> **TEXT PROVIDED**:
==========

UFC now had a unique opportunity in their hands, as they had the chance to pick an opponent for Cormier on Strikeforce. With Strikeforce finishing up their remaining events before they are absorbed into the Zuffa, In September, UFC elected to choose one of their active fighters to take on Cormier; former heavyweight champion Frank Mir.

Two weeks later, Mir would withdraw from the fight due to a knee injury. After offers to Matt Mitrione and Pat Barry as replacements were not accepted, the event would be scrapped.

Ed Herman becomes the only active, contracted UFC fighter to fight in Strikeforce

In what may become a staple piece of mixed martial arts trivia knowledge at the kitchen table, Ed Herman is the only fighter to fight for Strikeforce as an active UFC competitor.

In the final event held by Strikeforce before merging with UFC, Luke Rockhold was scheduled to defend his middleweight title against Lorenz Larkin. Unfortunately Rockhold withdrew with a wrist injury and was replaced by the man he took the title from, Ronaldo ‘Jacare’ Souza.

Just three weeks out from the event, Larkin withdrew from the event from an injury. After reports of numerous fighters turning down the bout with Jacare, active UFC middleweight Ed Herman stepped in.

Herman would be routed by Jacare, tapping out to a kimura in just over three minutes, but showed enormous heart by taking on one of the top middleweights in the world on short notice.

Brock Lesnar returns at UFC 200

His return at UFC 200 would mark Brock Lesnar’s second stint in the Octagon, however it would be ‘The Beast Incarnate’s’ first time competing in another organization while under WWE contract.

After demolishing Dean Ambrose at WrestleMania 32, Lesnar was kept off screen from WWE events for months, which may be considered normal in WWE’s part-time performance contracts.

Throughout the next few months, there were rumblings that Lesnar would be returning to the UFC, which for a time cost MMA reporter Ariel Helwani his credentials at UFC events. At UFC 199, the promotional video for UFC 200 would air. Nearing the end of the video, Lesnar appeared. It was also reported that the Minnesota-native would be fighting Mark Hunt.

==========

> **EXERCISE BRIEF**: Please update the MMA text between "In the final" and "under WWE contract.", inclusive, rewriting that part with "enormous" changed to "tremendous". The entries that come next have nothing to do with the MMA text.

> **SUPPLIED ENTRIES**:
==========

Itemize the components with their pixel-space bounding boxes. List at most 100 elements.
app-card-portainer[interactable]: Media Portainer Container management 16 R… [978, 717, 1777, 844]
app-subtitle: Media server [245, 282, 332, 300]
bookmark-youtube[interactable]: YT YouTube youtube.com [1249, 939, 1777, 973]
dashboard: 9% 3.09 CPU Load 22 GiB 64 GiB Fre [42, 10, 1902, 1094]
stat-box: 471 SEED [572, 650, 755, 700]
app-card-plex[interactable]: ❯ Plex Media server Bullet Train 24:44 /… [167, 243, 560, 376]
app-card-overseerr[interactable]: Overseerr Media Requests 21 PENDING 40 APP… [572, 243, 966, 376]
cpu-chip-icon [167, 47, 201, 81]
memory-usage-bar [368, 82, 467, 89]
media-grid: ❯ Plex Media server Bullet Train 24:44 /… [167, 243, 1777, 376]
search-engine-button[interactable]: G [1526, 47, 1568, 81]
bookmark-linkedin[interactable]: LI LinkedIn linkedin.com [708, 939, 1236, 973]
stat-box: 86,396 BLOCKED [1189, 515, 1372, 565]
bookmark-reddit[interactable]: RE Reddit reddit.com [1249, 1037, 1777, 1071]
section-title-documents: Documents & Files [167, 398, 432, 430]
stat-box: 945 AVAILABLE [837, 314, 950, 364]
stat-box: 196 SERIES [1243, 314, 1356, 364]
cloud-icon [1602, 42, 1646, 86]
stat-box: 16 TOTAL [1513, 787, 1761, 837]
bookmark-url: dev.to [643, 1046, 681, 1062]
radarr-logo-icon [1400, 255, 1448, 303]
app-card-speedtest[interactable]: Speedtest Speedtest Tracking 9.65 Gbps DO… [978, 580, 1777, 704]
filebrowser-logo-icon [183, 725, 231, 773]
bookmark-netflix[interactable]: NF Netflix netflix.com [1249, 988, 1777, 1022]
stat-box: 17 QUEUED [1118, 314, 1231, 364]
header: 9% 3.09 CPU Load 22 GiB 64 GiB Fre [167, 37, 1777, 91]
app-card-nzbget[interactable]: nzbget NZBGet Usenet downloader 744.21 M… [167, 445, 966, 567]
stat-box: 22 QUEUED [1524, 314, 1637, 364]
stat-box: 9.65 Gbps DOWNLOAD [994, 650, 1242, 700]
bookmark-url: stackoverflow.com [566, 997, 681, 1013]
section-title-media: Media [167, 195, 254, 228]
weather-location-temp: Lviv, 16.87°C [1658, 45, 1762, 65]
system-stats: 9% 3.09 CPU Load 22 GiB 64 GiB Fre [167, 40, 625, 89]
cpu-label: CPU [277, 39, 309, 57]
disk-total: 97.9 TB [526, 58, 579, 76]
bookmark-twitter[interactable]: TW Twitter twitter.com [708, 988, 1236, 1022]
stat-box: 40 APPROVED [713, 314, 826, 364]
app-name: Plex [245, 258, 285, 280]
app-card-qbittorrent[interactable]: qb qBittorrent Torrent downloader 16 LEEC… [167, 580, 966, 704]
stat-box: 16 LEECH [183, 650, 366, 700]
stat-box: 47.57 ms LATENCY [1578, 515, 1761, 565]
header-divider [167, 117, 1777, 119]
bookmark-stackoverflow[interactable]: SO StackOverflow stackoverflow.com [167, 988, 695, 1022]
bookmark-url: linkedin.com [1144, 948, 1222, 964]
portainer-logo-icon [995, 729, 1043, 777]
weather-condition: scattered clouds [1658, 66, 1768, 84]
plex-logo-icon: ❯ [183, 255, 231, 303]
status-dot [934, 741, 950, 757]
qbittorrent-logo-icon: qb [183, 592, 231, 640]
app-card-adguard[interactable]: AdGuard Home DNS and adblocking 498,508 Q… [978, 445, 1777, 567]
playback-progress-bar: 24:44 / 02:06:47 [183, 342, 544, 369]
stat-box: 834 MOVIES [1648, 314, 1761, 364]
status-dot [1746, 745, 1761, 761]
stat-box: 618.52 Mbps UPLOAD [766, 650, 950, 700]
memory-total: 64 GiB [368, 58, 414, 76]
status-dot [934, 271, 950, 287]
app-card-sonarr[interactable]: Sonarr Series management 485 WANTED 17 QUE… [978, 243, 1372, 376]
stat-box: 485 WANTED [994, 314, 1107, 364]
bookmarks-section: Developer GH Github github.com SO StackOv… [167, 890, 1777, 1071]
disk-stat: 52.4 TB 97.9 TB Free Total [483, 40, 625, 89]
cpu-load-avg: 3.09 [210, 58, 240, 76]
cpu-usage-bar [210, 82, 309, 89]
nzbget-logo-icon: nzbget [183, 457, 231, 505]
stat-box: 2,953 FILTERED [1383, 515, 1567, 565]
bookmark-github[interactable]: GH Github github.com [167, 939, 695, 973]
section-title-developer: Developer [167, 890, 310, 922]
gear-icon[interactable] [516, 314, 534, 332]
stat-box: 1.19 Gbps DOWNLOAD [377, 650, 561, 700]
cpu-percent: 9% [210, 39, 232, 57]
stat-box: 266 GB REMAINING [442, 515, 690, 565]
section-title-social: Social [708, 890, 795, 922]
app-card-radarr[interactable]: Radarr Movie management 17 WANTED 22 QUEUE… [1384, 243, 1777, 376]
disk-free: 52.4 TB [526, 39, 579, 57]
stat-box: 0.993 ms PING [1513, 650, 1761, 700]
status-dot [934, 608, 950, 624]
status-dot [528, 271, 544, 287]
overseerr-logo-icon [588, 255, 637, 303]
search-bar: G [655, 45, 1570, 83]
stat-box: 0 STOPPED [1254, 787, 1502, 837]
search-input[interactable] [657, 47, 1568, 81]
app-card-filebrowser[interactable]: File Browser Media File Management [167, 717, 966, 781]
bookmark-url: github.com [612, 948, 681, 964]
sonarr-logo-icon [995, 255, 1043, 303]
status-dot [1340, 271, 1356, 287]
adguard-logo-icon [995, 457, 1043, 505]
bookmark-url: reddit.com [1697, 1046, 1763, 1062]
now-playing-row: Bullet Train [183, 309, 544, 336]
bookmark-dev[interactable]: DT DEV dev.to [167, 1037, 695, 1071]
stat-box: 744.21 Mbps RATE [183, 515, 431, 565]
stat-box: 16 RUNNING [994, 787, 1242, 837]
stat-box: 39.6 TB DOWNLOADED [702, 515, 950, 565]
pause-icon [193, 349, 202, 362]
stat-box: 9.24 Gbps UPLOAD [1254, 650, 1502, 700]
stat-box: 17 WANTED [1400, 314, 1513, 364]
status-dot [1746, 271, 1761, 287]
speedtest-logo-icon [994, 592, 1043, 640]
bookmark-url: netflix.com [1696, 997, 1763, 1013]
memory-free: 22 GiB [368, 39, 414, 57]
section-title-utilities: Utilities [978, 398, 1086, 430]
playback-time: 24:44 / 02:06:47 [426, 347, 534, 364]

==========

> **SOLUTION**:
In the final event held by Strikeforce before merging with UFC, Luke Rockhold was scheduled to defend his middleweight title against Lorenz Larkin. Unfortunately Rockhold withdrew with a wrist injury and was replaced by the man he took the title from, Ronaldo ‘Jacare’ Souza.

Just three weeks out from the event, Larkin withdrew from the event from an injury. After reports of numerous fighters turning down the bout with Jacare, active UFC middleweight Ed Herman stepped in.

Herman would be routed by Jacare, tapping out to a kimura in just over three minutes, but showed tremendous heart by taking on one of the top middleweights in the world on short notice.

Brock Lesnar returns at UFC 200

His return at UFC 200 would mark Brock Lesnar’s second stint in the Octagon, however it would be ‘The Beast Incarnate’s’ first time competing in another organization while under WWE contract.